## THE EXERCISE
Exclude the pictures, then copy all remaining records exactly.

## Extracted data entries
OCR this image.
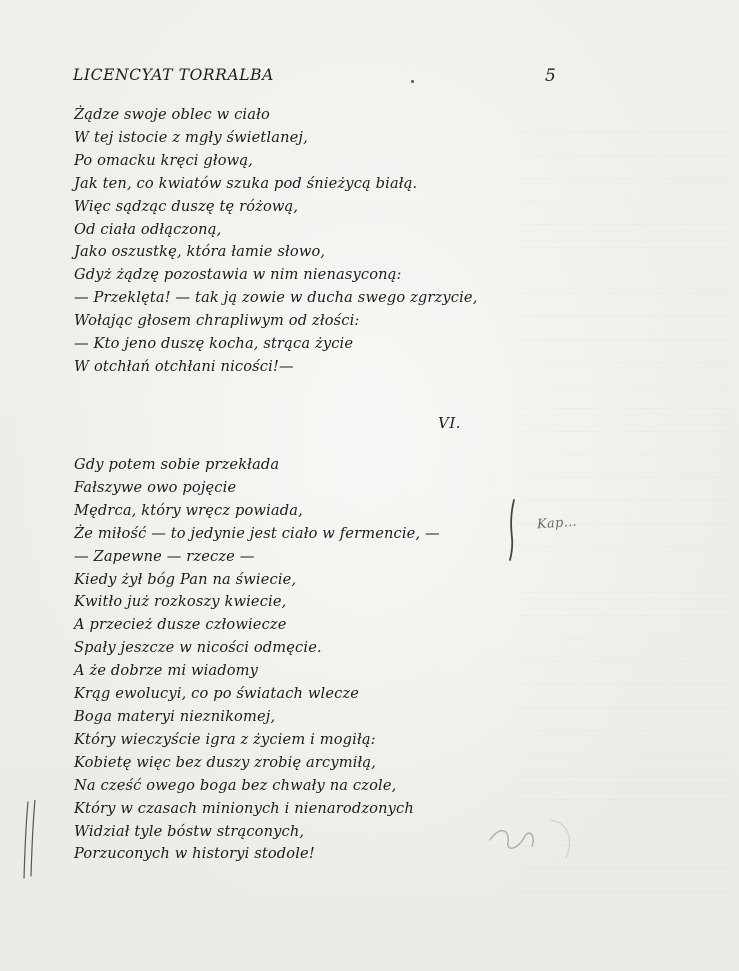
LICENCYAT TORRALBA	5
Żądze swoje oblec w ciało
W tej istocie z mgły świetlanej,
Po omacku kręci głową,
Jak ten, co kwiatów szuka pod śnieżycą białą.
Więc sądząc duszę tę różową,
Od ciała odłączoną,
Jako oszustkę, która łamie słowo,
Gdyż żądzę pozostawia w nim nienasyconą:
— Przeklęta! — tak ją zowie w ducha swego zgrzycie,
Wołając głosem chrapliwym od złości:
— Kto jeno duszę kocha, strąca życie
W otchłań otchłani nicości!—
VI.
Gdy potem sobie przekłada
Fałszywe owo pojęcie
Mędrca, który wręcz powiada,
Że miłość — to jedynie jest ciało w fermencie, —
— Zapewne — rzecze —
Kiedy żył bóg Pan na świecie,
Kwitło już rozkoszy kwiecie,
A przecież dusze człowiecze
Spały jeszcze w nicości odmęcie.
A że dobrze mi wiadomy
Krąg ewolucyi, co po światach wlecze
Boga materyi nieznikomej,
Który wieczyście igra z życiem i mogiłą:
Kobietę więc bez duszy zrobię arcymiłą,
Na cześć owego boga bez chwały na czole,
Który w czasach minionych i nienarodzonych
Widział tyle bóstw strąconych,
Porzuconych w historyi stodole!
Kap…
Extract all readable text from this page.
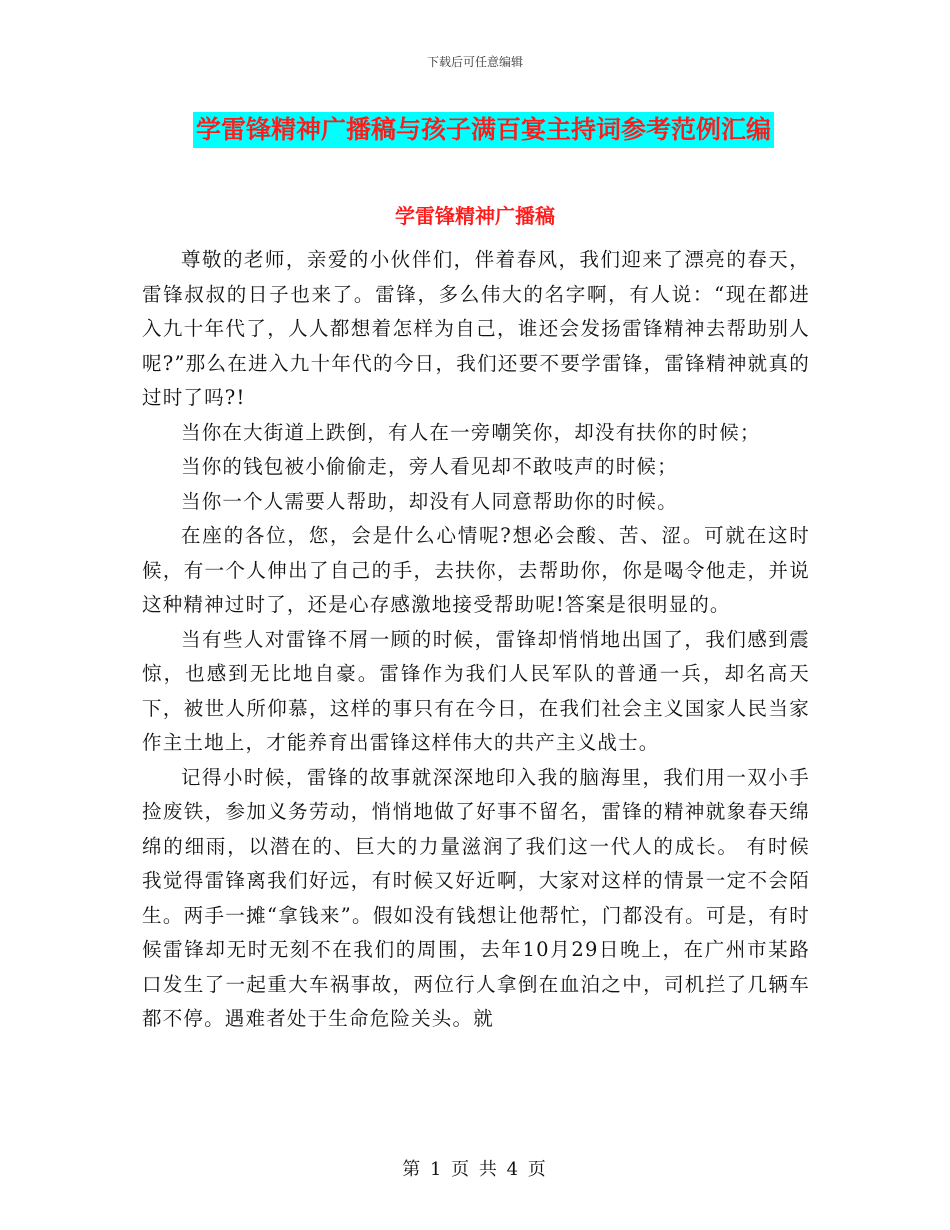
下载后可任意编辑
学雷锋精神广播稿与孩子满百宴主持词参考范例汇编
学雷锋精神广播稿

尊敬的老师，亲爱的小伙伴们，伴着春风，我们迎来了漂亮的春天，雷锋叔叔的日子也来了。雷锋，多么伟大的名字啊，有人说：“现在都进入九十年代了，人人都想着怎样为自己，谁还会发扬雷锋精神去帮助别人呢?”那么在进入九十年代的今日，我们还要不要学雷锋，雷锋精神就真的过时了吗?!

当你在大街道上跌倒，有人在一旁嘲笑你，却没有扶你的时候；

当你的钱包被小偷偷走，旁人看见却不敢吱声的时候；

当你一个人需要人帮助，却没有人同意帮助你的时候。

在座的各位，您，会是什么心情呢?想必会酸、苦、涩。可就在这时候，有一个人伸出了自己的手，去扶你，去帮助你，你是喝令他走，并说这种精神过时了，还是心存感激地接受帮助呢!答案是很明显的。

当有些人对雷锋不屑一顾的时候，雷锋却悄悄地出国了，我们感到震惊，也感到无比地自豪。雷锋作为我们人民军队的普通一兵，却名高天下，被世人所仰慕，这样的事只有在今日，在我们社会主义国家人民当家作主土地上，才能养育出雷锋这样伟大的共产主义战士。

记得小时候，雷锋的故事就深深地印入我的脑海里，我们用一双小手捡废铁，参加义务劳动，悄悄地做了好事不留名，雷锋的精神就象春天绵绵的细雨，以潜在的、巨大的力量滋润了我们这一代人的成长。 有时候我觉得雷锋离我们好远，有时候又好近啊，大家对这样的情景一定不会陌生。两手一摊“拿钱来”。假如没有钱想让他帮忙，门都没有。可是，有时候雷锋却无时无刻不在我们的周围，去年10月29日晚上，在广州市某路口发生了一起重大车祸事故，两位行人拿倒在血泊之中，司机拦了几辆车都不停。遇难者处于生命危险关头。就

第 1 页 共 4 页
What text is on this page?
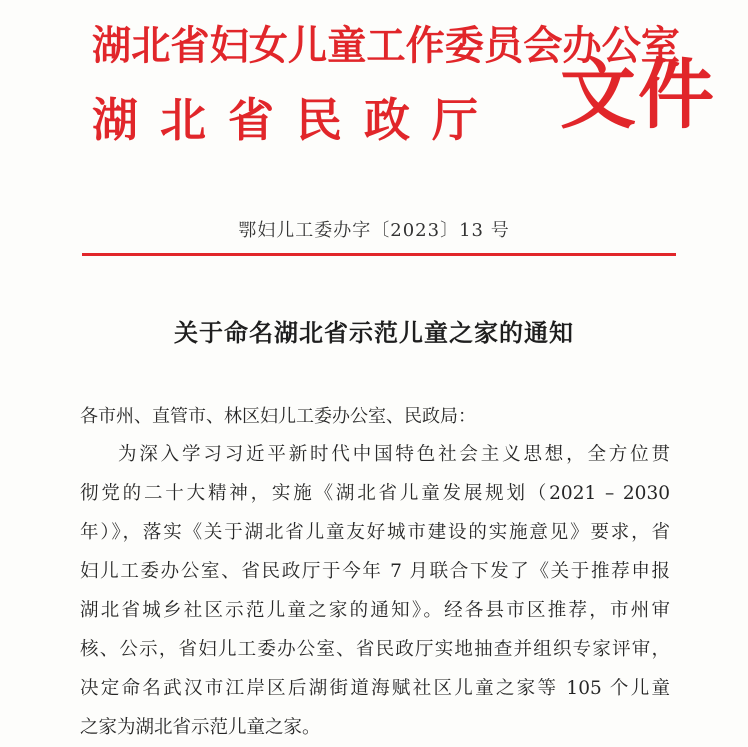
湖北省妇女儿童工作委员会办公室
湖北省民政厅 文件
鄂妇儿工委办字〔2023〕13 号
关于命名湖北省示范儿童之家的通知
各市州、直管市、林区妇儿工委办公室、民政局：
为深入学习习近平新时代中国特色社会主义思想，全方位贯
彻党的二十大精神，实施《湖北省儿童发展规划（2021 – 2030
年）》，落实《关于湖北省儿童友好城市建设的实施意见》要求，省
妇儿工委办公室、省民政厅于今年 7 月联合下发了《关于推荐申报
湖北省城乡社区示范儿童之家的通知》。经各县市区推荐，市州审
核、公示，省妇儿工委办公室、省民政厅实地抽查并组织专家评审，
决定命名武汉市江岸区后湖街道海赋社区儿童之家等 105 个儿童
之家为湖北省示范儿童之家。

## SOLUTION TO THIS EXERCISE
OCR this image.
LICENCYAT TORRALBA	5
Żądze swoje oblec w ciało
W tej istocie z mgły świetlanej,
Po omacku kręci głową,
Jak ten, co kwiatów szuka pod śnieżycą białą.
Więc sądząc duszę tę różową,
Od ciała odłączoną,
Jako oszustkę, która łamie słowo,
Gdyż żądzę pozostawia w nim nienasyconą:
— Przeklęta! — tak ją zowie w ducha swego zgrzycie,
Wołając głosem chrapliwym od złości:
— Kto jeno duszę kocha, strąca życie
W otchłań otchłani nicości!—
VI.
Gdy potem sobie przekłada
Fałszywe owo pojęcie
Mędrca, który wręcz powiada,
Że miłość — to jedynie jest ciało w fermencie, —
— Zapewne — rzecze —
Kiedy żył bóg Pan na świecie,
Kwitło już rozkoszy kwiecie,
A przecież dusze człowiecze
Spały jeszcze w nicości odmęcie.
A że dobrze mi wiadomy
Krąg ewolucyi, co po światach wlecze
Boga materyi nieznikomej,
Który wieczyście igra z życiem i mogiłą:
Kobietę więc bez duszy zrobię arcymiłą,
Na cześć owego boga bez chwały na czole,
Który w czasach minionych i nienarodzonych
Widział tyle bóstw strąconych,
Porzuconych w historyi stodole!
Kap…
Extract all readable text from this page.
下载后可任意编辑
学雷锋精神广播稿与孩子满百宴主持词参考范例汇编
学雷锋精神广播稿

尊敬的老师，亲爱的小伙伴们，伴着春风，我们迎来了漂亮的春天，雷锋叔叔的日子也来了。雷锋，多么伟大的名字啊，有人说：“现在都进入九十年代了，人人都想着怎样为自己，谁还会发扬雷锋精神去帮助别人呢?”那么在进入九十年代的今日，我们还要不要学雷锋，雷锋精神就真的过时了吗?!

当你在大街道上跌倒，有人在一旁嘲笑你，却没有扶你的时候；

当你的钱包被小偷偷走，旁人看见却不敢吱声的时候；

当你一个人需要人帮助，却没有人同意帮助你的时候。

在座的各位，您，会是什么心情呢?想必会酸、苦、涩。可就在这时候，有一个人伸出了自己的手，去扶你，去帮助你，你是喝令他走，并说这种精神过时了，还是心存感激地接受帮助呢!答案是很明显的。

当有些人对雷锋不屑一顾的时候，雷锋却悄悄地出国了，我们感到震惊，也感到无比地自豪。雷锋作为我们人民军队的普通一兵，却名高天下，被世人所仰慕，这样的事只有在今日，在我们社会主义国家人民当家作主土地上，才能养育出雷锋这样伟大的共产主义战士。

记得小时候，雷锋的故事就深深地印入我的脑海里，我们用一双小手捡废铁，参加义务劳动，悄悄地做了好事不留名，雷锋的精神就象春天绵绵的细雨，以潜在的、巨大的力量滋润了我们这一代人的成长。 有时候我觉得雷锋离我们好远，有时候又好近啊，大家对这样的情景一定不会陌生。两手一摊“拿钱来”。假如没有钱想让他帮忙，门都没有。可是，有时候雷锋却无时无刻不在我们的周围，去年10月29日晚上，在广州市某路口发生了一起重大车祸事故，两位行人拿倒在血泊之中，司机拦了几辆车都不停。遇难者处于生命危险关头。就

第 1 页 共 4 页
What text is on this page?
湖北省妇女儿童工作委员会办公室
湖北省民政厅 文件
鄂妇儿工委办字〔2023〕13 号
关于命名湖北省示范儿童之家的通知
各市州、直管市、林区妇儿工委办公室、民政局：
为深入学习习近平新时代中国特色社会主义思想，全方位贯
彻党的二十大精神，实施《湖北省儿童发展规划（2021 – 2030
年）》，落实《关于湖北省儿童友好城市建设的实施意见》要求，省
妇儿工委办公室、省民政厅于今年 7 月联合下发了《关于推荐申报
湖北省城乡社区示范儿童之家的通知》。经各县市区推荐，市州审
核、公示，省妇儿工委办公室、省民政厅实地抽查并组织专家评审，
决定命名武汉市江岸区后湖街道海赋社区儿童之家等 105 个儿童
之家为湖北省示范儿童之家。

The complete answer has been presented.